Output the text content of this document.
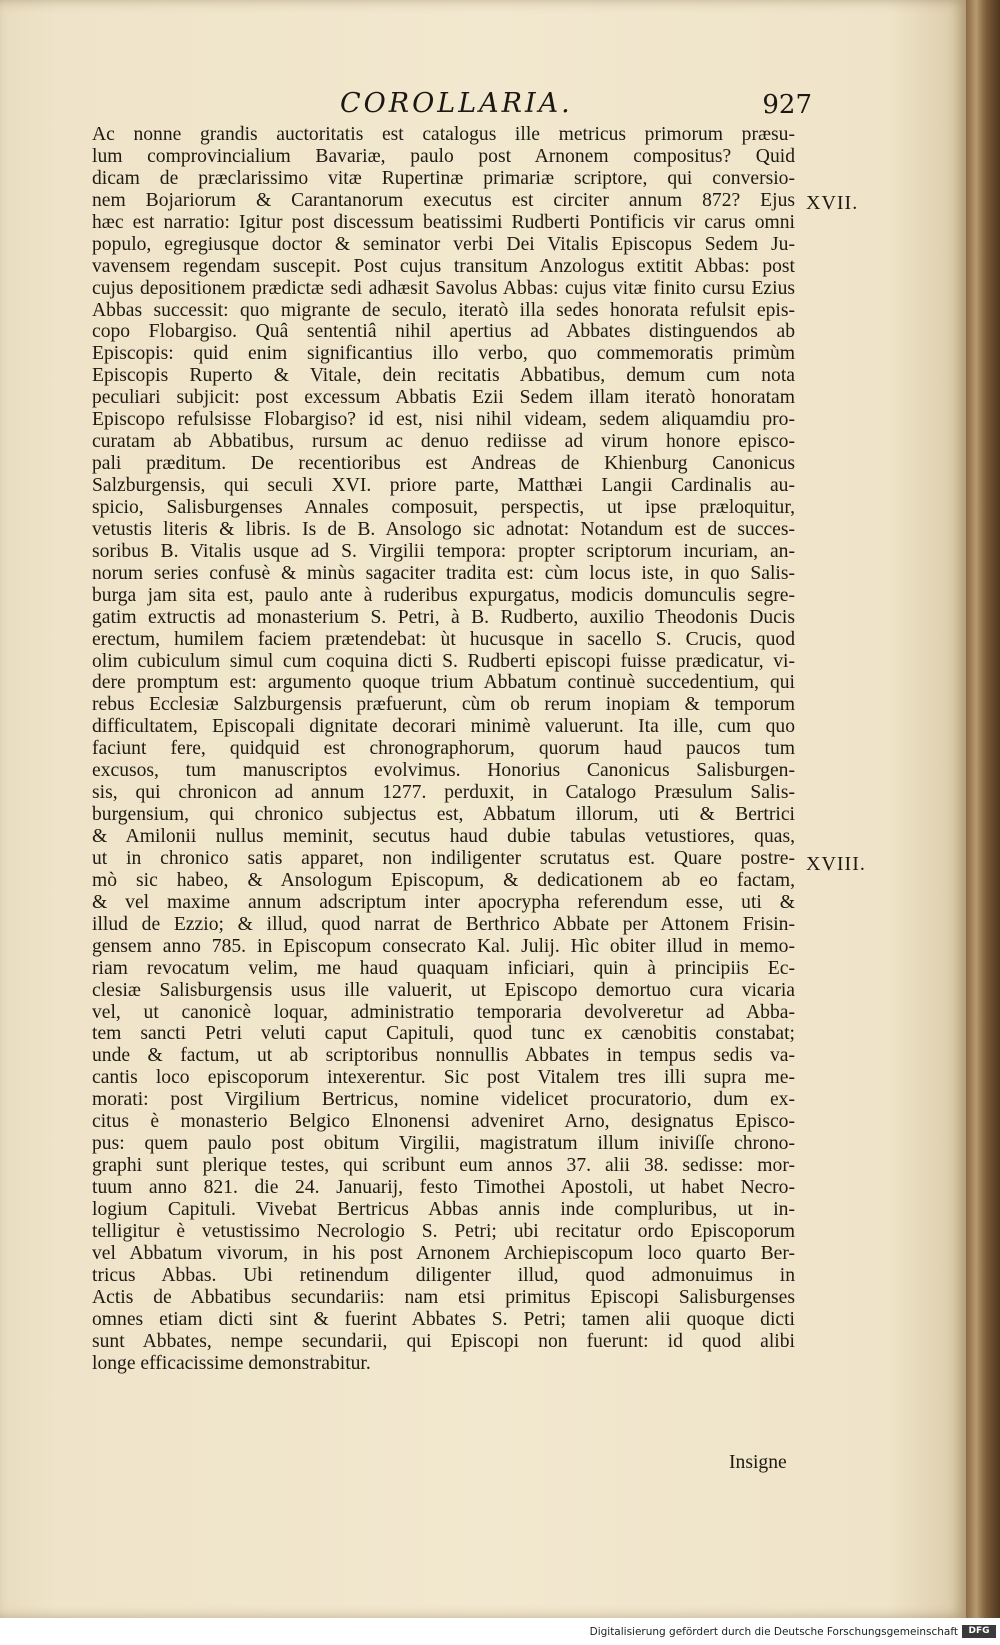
COROLLARIA.	927
Ac nonne grandis auctoritatis est catalogus ille metricus primorum præsu-
lum comprovincialium Bavariæ, paulo post Arnonem compositus? Quid
dicam de præclarissimo vitæ Rupertinæ primariæ scriptore, qui conversio-
nem Bojariorum & Carantanorum executus est circiter annum 872? Ejus
hæc est narratio: Igitur post discessum beatissimi Rudberti Pontificis vir carus omni
populo, egregiusque doctor & seminator verbi Dei Vitalis Episcopus Sedem Ju-
vavensem regendam suscepit. Post cujus transitum Anzologus extitit Abbas: post
cujus depositionem prædictæ sedi adhæsit Savolus Abbas: cujus vitæ finito cursu Ezius
Abbas successit: quo migrante de seculo, iteratò illa sedes honorata refulsit epis-
copo Flobargiso. Quâ sententiâ nihil apertius ad Abbates distinguendos ab
Episcopis: quid enim significantius illo verbo, quo commemoratis primùm
Episcopis Ruperto & Vitale, dein recitatis Abbatibus, demum cum nota
peculiari subjicit: post excessum Abbatis Ezii Sedem illam iteratò honoratam
Episcopo refulsisse Flobargiso? id est, nisi nihil videam, sedem aliquamdiu pro-
curatam ab Abbatibus, rursum ac denuo rediisse ad virum honore episco-
pali præditum. De recentioribus est Andreas de Khienburg Canonicus
Salzburgensis, qui seculi XVI. priore parte, Matthæi Langii Cardinalis au-
spicio, Salisburgenses Annales composuit, perspectis, ut ipse præloquitur,
vetustis literis & libris. Is de B. Ansologo sic adnotat: Notandum est de succes-
soribus B. Vitalis usque ad S. Virgilii tempora: propter scriptorum incuriam, an-
norum series confusè & minùs sagaciter tradita est: cùm locus iste, in quo Salis-
burga jam sita est, paulo ante à ruderibus expurgatus, modicis domunculis segre-
gatim extructis ad monasterium S. Petri, à B. Rudberto, auxilio Theodonis Ducis
erectum, humilem faciem prætendebat: ùt hucusque in sacello S. Crucis, quod
olim cubiculum simul cum coquina dicti S. Rudberti episcopi fuisse prædicatur, vi-
dere promptum est: argumento quoque trium Abbatum continuè succedentium, qui
rebus Ecclesiæ Salzburgensis præfuerunt, cùm ob rerum inopiam & temporum
difficultatem, Episcopali dignitate decorari minimè valuerunt. Ita ille, cum quo
faciunt fere, quidquid est chronographorum, quorum haud paucos tum
excusos, tum manuscriptos evolvimus. Honorius Canonicus Salisburgen-
sis, qui chronicon ad annum 1277. perduxit, in Catalogo Præsulum Salis-
burgensium, qui chronico subjectus est, Abbatum illorum, uti & Bertrici
& Amilonii nullus meminit, secutus haud dubie tabulas vetustiores, quas,
ut in chronico satis apparet, non indiligenter scrutatus est. Quare postre-
mò sic habeo, & Ansologum Episcopum, & dedicationem ab eo factam,
& vel maxime annum adscriptum inter apocrypha referendum esse, uti &
illud de Ezzio; & illud, quod narrat de Berthrico Abbate per Attonem Frisin-
gensem anno 785. in Episcopum consecrato Kal. Julij. Hìc obiter illud in memo-
riam revocatum velim, me haud quaquam inficiari, quin à principiis Ec-
clesiæ Salisburgensis usus ille valuerit, ut Episcopo demortuo cura vicaria
vel, ut canonicè loquar, administratio temporaria devolveretur ad Abba-
tem sancti Petri veluti caput Capituli, quod tunc ex cænobitis constabat;
unde & factum, ut ab scriptoribus nonnullis Abbates in tempus sedis va-
cantis loco episcoporum intexerentur. Sic post Vitalem tres illi supra me-
morati: post Virgilium Bertricus, nomine videlicet procuratorio, dum ex-
citus è monasterio Belgico Elnonensi adveniret Arno, designatus Episco-
pus: quem paulo post obitum Virgilii, magistratum illum iniviſſe chrono-
graphi sunt plerique testes, qui scribunt eum annos 37. alii 38. sedisse: mor-
tuum anno 821. die 24. Januarij, festo Timothei Apostoli, ut habet Necro-
logium Capituli. Vivebat Bertricus Abbas annis inde compluribus, ut in-
telligitur è vetustissimo Necrologio S. Petri; ubi recitatur ordo Episcoporum
vel Abbatum vivorum, in his post Arnonem Archiepiscopum loco quarto Ber-
tricus Abbas. Ubi retinendum diligenter illud, quod admonuimus in
Actis de Abbatibus secundariis: nam etsi primitus Episcopi Salisburgenses
omnes etiam dicti sint & fuerint Abbates S. Petri; tamen alii quoque dicti
sunt Abbates, nempe secundarii, qui Episcopi non fuerunt: id quod alibi
longe efficacissime demonstrabitur.
XVII.
XVIII.
Insigne
Digitalisierung gefördert durch die Deutsche Forschungsgemeinschaft	DFG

::::::

WHAT TO WORK ON:
Find the lines above holding the word "Arnonem" and show them.

RESPONSE TO THE TASK:
lum comprovincialium Bavariæ, paulo post Arnonem compositus? Quid
vel Abbatum vivorum, in his post Arnonem Archiepiscopum loco quarto Ber-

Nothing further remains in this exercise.